Tugas Anda
Lanjutkan tulisan tentang perumpamaan pohon yang baik, dimulai setelah kalimat terakhir yang ditampilkan.

Halaman
···
Headline - Pohon yang Baik
“TIDAKKAH kamu memperhatikan bagaimana Allah telah membuat perumpamaan kalimat yang baik seperti pohon yang baik, akarnya kuat dan cabangnya menjulang ke langit, pohon itu menghasilkan buahnya setiap waktu dengan seizin Allah. Dan Allah membuat perumpamaan itu untuk manusia agar mereka selalu ingat." (QS. Ibrahim [14]:24-25).
Pernahkah saudara melihat atau membayangkan bagaimana pohon yang baik? Pohon yang dalam ayat ini diumpamakan sebagai kalimat yang baik, yaitu kalimat tauhid? Inilah pohon yang akarnya kuat menghunjam, serta batang dan cabangnya kokoh menjulang ke langit. Dalam kondisi ekstrem sekalipun, pohon ini akan tetap tegak berdiri. ltulah keyakinan yang mantap kepada Allah. Kalau iman kokoh, apapun yang terjadi tidak akan menghancurkan kita, menjadikan diri kita didominasi rasa takut, sedih, gelisah dan galau terhadap dunia yang hanya samantara.
Siapapun yang yakin bahwa hidup dan matinya berada di tangan Allah, sekalipun laras senjata sudah di Jidat, dia akan tetap tenang. Dia yakin, kalau memang sudah waktunya mati, pasti mati. Dan, semuanya juga pasti mati, baik yang membunuh maupun yang dibunuh,yang mengobati maupun yang diobati. Baginya yang penting adalah kuat keyakinan laksana pohon yang menjulang ke langit dan tercapainya derajat husnul khatimah.
Namun, tidak semua pohon bisa tumbuh baik. Ada Juga pohon yang buruk dan kurang bisa tegak kokoh. Pohon yang baik itu pun tidak muncul secara tiba-tiba lalu menjulang kokoh. Layaknya pohon yang lain, dia pun tumbuh dari kecil, lalu hari demi hari dan bulan demi bulan tumbuh membesar dan kuat. Kemudian, ada pula faktor yang memengaruhinya, semisal kesuburan tanah dan tiadanya hama.
···
Data elemen dan area
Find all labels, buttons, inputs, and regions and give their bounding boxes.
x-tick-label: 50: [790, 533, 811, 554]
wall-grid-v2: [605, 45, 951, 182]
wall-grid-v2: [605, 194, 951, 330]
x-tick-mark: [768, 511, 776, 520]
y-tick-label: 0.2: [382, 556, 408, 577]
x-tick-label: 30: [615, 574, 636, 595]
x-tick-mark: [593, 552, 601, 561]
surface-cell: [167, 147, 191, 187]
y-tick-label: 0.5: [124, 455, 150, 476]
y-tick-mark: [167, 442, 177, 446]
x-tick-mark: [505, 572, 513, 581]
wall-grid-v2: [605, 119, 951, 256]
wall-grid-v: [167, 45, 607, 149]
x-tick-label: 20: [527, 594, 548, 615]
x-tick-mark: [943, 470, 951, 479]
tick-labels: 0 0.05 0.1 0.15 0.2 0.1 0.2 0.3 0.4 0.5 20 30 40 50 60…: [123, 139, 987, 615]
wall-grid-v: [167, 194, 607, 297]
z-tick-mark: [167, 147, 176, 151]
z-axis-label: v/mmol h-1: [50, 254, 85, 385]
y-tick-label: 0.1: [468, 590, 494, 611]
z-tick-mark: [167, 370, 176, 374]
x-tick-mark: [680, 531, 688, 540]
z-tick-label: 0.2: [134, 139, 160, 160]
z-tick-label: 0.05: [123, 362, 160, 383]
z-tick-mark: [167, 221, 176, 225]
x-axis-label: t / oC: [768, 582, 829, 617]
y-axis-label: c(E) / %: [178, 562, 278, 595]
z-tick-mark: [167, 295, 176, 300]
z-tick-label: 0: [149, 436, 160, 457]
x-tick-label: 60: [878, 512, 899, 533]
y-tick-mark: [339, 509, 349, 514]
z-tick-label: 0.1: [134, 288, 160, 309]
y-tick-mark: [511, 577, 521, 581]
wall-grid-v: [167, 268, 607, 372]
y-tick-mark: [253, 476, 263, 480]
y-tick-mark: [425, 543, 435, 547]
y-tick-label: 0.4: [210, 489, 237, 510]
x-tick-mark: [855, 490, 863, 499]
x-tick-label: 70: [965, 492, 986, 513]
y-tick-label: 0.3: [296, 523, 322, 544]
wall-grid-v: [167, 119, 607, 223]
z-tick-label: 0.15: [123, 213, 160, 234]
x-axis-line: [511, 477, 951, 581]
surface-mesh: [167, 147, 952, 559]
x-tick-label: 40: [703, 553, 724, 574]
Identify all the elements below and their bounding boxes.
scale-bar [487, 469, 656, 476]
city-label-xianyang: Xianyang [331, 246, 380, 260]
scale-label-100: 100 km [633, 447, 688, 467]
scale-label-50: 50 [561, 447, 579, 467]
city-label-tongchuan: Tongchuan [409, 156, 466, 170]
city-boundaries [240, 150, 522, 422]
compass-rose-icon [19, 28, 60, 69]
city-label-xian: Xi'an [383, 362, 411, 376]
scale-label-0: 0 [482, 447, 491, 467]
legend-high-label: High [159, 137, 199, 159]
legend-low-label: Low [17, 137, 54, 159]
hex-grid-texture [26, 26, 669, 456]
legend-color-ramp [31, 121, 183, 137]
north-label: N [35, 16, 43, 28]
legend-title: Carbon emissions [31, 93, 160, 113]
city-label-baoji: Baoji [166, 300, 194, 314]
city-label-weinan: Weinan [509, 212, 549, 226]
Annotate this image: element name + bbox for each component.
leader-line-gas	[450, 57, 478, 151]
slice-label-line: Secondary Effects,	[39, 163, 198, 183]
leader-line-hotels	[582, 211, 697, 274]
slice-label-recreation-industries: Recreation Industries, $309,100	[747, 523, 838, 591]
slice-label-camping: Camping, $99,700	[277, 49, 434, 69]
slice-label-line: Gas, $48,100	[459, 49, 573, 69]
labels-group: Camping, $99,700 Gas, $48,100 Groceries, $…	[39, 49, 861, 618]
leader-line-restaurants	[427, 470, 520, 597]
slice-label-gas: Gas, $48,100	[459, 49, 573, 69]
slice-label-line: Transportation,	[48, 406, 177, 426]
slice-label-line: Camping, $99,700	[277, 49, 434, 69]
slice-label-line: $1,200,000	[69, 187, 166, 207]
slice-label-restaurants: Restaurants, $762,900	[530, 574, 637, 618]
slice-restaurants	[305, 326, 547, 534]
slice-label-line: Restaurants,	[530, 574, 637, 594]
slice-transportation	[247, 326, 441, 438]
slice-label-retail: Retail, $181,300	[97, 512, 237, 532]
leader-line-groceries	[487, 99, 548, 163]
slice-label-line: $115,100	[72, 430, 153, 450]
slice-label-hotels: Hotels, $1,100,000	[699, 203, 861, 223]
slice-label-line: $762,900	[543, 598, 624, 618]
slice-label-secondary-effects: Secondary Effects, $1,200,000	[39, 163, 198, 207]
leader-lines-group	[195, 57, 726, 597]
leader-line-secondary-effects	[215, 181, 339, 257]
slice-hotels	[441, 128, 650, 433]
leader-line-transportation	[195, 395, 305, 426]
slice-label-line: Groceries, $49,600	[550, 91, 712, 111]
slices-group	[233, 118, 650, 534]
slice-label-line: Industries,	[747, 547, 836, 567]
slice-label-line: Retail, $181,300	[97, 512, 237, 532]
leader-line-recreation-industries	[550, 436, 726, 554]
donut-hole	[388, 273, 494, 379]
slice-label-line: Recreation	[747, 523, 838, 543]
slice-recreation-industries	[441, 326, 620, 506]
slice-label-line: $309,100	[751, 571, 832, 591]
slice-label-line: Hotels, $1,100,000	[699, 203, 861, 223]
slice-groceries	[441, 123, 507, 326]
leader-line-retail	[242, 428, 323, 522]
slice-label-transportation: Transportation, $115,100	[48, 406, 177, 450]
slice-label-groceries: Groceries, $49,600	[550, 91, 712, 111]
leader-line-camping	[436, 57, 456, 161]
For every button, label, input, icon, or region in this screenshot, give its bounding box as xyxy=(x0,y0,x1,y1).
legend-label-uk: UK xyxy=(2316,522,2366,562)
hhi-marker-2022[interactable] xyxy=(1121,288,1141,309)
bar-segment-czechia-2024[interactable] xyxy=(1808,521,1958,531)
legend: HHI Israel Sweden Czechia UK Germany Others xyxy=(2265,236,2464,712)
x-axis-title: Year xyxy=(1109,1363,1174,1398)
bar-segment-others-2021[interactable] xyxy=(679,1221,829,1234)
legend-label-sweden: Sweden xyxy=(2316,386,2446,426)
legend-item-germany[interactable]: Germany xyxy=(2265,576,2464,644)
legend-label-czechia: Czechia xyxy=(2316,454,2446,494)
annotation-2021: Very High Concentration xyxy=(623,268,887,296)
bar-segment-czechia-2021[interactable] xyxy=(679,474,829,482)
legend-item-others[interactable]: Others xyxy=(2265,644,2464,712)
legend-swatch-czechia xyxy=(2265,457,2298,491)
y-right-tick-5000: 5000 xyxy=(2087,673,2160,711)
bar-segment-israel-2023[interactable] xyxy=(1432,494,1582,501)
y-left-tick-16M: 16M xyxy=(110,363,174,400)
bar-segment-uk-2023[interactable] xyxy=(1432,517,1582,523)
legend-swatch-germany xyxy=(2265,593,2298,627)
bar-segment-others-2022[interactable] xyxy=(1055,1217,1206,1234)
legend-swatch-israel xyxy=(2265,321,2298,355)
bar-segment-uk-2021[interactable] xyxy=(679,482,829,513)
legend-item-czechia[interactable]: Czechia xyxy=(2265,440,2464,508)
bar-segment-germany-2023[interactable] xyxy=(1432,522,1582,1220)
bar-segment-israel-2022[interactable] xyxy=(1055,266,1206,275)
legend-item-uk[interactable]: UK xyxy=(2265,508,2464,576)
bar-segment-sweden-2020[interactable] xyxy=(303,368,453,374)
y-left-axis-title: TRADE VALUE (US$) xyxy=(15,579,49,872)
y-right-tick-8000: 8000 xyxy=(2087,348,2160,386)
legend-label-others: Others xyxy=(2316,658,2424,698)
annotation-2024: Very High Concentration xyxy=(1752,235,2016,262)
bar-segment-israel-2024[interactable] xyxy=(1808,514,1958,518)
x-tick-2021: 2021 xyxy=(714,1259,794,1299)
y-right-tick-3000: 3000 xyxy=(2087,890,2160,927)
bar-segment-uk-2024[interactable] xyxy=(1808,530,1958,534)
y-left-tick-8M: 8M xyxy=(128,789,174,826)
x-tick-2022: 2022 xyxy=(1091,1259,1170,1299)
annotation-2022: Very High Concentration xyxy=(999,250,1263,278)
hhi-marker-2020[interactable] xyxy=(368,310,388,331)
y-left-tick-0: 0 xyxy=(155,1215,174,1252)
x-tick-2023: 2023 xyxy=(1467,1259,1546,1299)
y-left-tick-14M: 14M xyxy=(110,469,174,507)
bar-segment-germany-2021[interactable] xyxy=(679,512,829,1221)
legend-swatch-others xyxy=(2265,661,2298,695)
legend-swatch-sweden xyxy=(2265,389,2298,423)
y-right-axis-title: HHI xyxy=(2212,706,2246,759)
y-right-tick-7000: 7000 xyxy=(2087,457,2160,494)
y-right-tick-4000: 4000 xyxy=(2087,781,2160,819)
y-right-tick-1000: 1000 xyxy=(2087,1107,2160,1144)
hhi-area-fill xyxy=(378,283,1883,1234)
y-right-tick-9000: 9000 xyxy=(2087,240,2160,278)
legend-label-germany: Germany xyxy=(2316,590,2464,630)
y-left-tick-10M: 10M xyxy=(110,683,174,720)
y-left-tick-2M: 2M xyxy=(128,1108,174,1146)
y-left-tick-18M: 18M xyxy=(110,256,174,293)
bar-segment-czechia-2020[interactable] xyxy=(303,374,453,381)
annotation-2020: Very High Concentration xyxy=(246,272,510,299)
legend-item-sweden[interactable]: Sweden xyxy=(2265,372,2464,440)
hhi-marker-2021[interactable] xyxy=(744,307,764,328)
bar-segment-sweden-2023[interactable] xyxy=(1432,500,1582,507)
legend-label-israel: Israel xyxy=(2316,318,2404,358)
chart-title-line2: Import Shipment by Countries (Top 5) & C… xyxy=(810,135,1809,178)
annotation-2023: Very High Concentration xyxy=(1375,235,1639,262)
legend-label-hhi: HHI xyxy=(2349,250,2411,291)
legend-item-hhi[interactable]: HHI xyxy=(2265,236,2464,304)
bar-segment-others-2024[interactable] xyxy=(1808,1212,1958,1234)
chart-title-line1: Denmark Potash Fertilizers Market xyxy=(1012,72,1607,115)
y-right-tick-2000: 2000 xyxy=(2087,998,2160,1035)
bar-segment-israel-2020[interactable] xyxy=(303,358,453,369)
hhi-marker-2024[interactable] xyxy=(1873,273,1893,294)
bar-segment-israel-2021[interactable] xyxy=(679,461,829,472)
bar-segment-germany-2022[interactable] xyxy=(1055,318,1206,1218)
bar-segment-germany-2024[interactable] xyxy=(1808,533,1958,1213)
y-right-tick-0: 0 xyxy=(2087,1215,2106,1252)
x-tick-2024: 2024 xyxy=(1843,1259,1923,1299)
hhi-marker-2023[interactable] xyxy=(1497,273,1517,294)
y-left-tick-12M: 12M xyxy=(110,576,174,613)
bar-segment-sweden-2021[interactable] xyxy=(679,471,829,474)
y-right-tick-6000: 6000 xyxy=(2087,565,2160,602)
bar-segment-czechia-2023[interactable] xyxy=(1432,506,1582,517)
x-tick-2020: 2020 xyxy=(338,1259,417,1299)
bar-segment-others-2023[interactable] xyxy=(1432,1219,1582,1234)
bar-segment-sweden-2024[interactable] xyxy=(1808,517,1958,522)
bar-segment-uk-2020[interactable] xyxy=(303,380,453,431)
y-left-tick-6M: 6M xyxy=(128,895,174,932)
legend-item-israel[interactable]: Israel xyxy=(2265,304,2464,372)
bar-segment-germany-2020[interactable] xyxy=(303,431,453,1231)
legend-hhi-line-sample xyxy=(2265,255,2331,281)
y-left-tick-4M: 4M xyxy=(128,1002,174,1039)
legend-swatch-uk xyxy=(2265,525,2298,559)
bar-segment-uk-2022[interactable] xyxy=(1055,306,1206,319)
···
Hasil yang Diharapkan
Demikian dengan iman. Imam Ahmad bin Hanbal mengatakan bahwa,”iman bisa bertambah sampai puncak langit ke tujuh, dan Iman bisa menyusut sampai lapis bumi ke tujuh.” Jadi Iman kita ini bisa turun dan bisa naik. Orang yang beruntung adalah mereka yang senantiasa sadar akan fluktuasi atau turun naiknya keimanan. Hal ini sebagaimana diungkapkan Abu Darda ra. bahwa "di antara inti pemahaman agama seseorang adaiah dia mengetahui imannya bertambah atau berkurang."
Jadi. kurang benar kalau kita hanya diam saja. Yang benar adalah kita sadar ketika mulai ada penurunan dan segera bangkit. Misalnya saat salat mulai tidak khusyuk atau zikir mulai ditinggalkan. Biasanya kita salat berjamaah di shaf pertama, pelan-pelan pindah ke shaf ketiga, lama lama di pintu, terus datang ketika salam, dan akhirnya salat Jumat pun di rumah. Sama halnya dengan membaca al-Quran. Biasanya sehari setengah juz, turun tinggal dua lembar, turun lagi dua halaman, terus dua ayat, dua huruf, sampai kemudian kita lupa menyimpan al-Quran di mana.
Kalau salat dan membaca al-Quran sudah turun, ibadah yang lain biasanya akan ikut turun. Sedekah yang biasanya habis salat Subuh, jadi mulai menghitung, “Nanti saja habis Dhuha." Nanti menghitung pun tidak karena memang telah berpisah dengan sedekah. Biasanya kita menjaga hijab dengan akhwat, kini sudah jadi tidak risih lagi. Saat nonton televisi biasanya malu karena banyak yang kinclong-kinclong, sekarang malah punya jadwal nonton sambil beralasan untuk melihat ciptaan Allah. Kalau sudah demikian, kita akan semakin akrab dengan maksiat. Layaknya pohon buruk yang mulai mengering dan melapuk.
Kita harus segera bangkit saat menyadari terjadi penurunan. Kesadaran ini harus bermula ketika amal ibadah kita turun sedikit sehingga kita bisa cepat-cepat menaikkannya lebih banyak. Tujuannya adalah agar nanti bisa semakin mantap, seperti pohon yang kokoh menjulang.
Maka, ada dua hal yang harus kita lakukan. Pertama carilah pupuk untuk menambah kesuburannya, dan pupuk iman adalah ilmu."Niscaya Allah akan mengangkat derajat Orang-orang yang beriman di antaramu dan orang-orang yang diberilmu beberapa derajat. Dan Allah Mahateliti apa yang kamu kerjakan." (QS. aI-Mujadilah [58]:11).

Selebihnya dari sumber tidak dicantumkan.